:: EXCERPTED TEXT ::

Hope China doesn't decide to invade Taiwan anytime soon…we're basically going to be in the **** chair for that one.


I think people casually dismissing the resources we've a used to prosecute this war are being very narrow-minded and short-sighted.

But since you're a military guy I'd expect to see some type of analysis regarding which of those munitions we'd need to engage in Taiwan before assessing how much it handicaps us.



A Pacific war is fundamentally a missile war.

China's entire strategy is built around massed missile fires designed to keep the US military OUT of the first island chain long enough to overrun Taiwan before we can effectively respond.

That means:

DF-21 and DF-26 anti-ship ballistic missiles targeting carriers

Massive cruise missile strikes on Okinawa, Guam, Kadena, Andersen, fuel farms, ports, and logistics hubs

Saturation attacks against air defenses and runways

Long-range strikes intended to degrade C2, ISR, and sustainment

The munitions CSIS is talking about are the backbone of surviving that opening phase.

:::
:: EXTRACTED MATERIAL ::

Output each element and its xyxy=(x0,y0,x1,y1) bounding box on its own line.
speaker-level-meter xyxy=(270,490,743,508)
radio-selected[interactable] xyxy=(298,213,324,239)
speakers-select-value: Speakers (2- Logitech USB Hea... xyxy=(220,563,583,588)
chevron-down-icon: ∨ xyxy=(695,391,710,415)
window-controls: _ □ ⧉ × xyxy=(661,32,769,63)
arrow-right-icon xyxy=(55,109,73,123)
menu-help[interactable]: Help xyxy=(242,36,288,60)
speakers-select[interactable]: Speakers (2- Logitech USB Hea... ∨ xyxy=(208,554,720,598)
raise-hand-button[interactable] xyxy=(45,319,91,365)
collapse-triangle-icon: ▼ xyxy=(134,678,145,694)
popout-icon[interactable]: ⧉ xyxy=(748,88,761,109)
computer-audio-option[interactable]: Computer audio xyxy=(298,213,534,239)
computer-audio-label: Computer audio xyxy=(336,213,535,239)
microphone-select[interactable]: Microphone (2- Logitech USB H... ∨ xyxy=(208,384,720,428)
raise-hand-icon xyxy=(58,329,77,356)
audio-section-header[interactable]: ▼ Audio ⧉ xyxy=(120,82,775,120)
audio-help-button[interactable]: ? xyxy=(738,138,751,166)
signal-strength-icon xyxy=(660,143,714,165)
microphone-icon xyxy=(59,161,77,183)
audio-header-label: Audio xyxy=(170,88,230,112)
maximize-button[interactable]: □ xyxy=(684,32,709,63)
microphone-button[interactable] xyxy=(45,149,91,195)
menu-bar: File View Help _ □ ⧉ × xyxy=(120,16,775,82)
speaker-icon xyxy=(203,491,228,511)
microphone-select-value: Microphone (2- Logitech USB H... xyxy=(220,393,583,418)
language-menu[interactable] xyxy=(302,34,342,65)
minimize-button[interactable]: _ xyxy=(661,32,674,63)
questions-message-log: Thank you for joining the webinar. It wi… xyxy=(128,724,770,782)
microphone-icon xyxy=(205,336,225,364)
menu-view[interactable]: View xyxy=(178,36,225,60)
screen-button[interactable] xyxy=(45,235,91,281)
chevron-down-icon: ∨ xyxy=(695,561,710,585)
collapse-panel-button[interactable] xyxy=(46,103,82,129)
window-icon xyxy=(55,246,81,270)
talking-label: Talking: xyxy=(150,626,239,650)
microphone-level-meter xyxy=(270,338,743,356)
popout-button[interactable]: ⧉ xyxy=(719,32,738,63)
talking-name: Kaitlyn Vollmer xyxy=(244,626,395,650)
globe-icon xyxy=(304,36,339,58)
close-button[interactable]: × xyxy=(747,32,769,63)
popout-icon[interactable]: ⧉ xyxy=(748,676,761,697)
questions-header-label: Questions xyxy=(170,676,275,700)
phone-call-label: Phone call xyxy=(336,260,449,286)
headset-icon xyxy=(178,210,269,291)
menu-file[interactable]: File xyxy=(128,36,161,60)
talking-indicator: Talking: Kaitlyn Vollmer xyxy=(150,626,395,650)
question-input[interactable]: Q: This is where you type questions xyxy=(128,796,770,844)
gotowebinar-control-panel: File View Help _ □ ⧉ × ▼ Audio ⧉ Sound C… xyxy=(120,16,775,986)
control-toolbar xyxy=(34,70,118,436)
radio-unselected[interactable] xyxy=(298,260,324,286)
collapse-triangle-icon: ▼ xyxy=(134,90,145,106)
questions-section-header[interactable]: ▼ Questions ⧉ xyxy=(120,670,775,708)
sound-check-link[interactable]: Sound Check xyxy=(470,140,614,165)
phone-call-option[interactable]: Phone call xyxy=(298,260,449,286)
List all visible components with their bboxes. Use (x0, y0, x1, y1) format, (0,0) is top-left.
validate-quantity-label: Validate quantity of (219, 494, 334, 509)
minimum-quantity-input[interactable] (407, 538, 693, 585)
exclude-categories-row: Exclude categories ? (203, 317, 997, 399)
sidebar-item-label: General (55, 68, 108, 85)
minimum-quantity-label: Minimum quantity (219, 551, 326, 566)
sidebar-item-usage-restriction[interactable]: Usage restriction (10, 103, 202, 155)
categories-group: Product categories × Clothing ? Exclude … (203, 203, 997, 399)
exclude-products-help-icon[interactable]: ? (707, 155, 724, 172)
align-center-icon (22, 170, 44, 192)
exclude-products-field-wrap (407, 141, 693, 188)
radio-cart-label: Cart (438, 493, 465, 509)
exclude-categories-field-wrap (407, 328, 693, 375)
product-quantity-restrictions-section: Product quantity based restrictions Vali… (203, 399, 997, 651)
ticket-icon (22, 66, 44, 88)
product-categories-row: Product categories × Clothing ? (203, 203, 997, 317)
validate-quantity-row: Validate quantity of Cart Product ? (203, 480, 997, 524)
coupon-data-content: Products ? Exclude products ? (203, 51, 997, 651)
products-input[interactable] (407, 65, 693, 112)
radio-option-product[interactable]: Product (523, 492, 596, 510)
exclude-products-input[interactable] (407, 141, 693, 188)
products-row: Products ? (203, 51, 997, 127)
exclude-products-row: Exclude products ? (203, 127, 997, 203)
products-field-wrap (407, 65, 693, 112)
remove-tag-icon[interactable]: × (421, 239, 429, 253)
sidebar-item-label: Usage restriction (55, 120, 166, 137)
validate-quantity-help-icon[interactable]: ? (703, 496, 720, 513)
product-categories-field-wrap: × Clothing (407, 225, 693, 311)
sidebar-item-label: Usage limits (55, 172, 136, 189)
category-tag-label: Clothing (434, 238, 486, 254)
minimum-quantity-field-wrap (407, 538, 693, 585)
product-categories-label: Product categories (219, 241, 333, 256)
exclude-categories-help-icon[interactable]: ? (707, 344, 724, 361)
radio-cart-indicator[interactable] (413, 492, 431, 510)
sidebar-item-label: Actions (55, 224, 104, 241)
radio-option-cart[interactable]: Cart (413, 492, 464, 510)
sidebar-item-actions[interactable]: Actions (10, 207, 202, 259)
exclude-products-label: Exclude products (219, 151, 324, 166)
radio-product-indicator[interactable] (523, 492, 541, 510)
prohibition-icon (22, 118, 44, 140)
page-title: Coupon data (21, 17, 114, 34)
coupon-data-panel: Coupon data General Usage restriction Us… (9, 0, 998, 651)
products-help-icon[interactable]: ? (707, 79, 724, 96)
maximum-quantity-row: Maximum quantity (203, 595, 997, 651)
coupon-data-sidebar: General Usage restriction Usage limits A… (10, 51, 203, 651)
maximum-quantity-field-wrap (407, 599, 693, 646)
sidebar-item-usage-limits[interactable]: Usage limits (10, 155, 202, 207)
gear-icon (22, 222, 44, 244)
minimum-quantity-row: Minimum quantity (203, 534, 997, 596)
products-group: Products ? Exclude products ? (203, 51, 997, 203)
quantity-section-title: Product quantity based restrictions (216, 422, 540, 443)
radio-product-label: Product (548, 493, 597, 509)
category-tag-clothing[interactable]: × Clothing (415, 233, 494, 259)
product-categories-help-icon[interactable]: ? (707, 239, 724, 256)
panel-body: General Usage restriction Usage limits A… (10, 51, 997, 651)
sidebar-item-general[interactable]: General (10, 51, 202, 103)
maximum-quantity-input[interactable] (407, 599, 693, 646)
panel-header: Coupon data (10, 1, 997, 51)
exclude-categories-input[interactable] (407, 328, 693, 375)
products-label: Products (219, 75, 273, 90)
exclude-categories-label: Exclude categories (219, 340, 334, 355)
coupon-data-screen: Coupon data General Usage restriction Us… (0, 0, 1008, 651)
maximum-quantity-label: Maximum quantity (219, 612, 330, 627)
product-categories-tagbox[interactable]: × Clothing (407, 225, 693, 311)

:::

■ **SET TASKS**
a) Shorten the paragraph in the Taiwan excerpt that begins "China's entire strategy is built around" to one brief sentence that keeps its main facts.
b) In the Taiwan excerpt, why are the munitions CSIS is talking about described as the backbone of surviving the opening phase?
The lines come from a separate source.

■ **THE RESULTS**
a) China's strategy relies on massed missile fires to keep the US military out of the first island chain until Taiwan can be overrun.

b) A Pacific war is fundamentally a missile war. China's strategy relies on massed missile fires against carriers, bases, air defenses, runways, and command and logistics systems to keep the US out of the first island chain. Surviving those strikes depends on the munitions CSIS is talking about.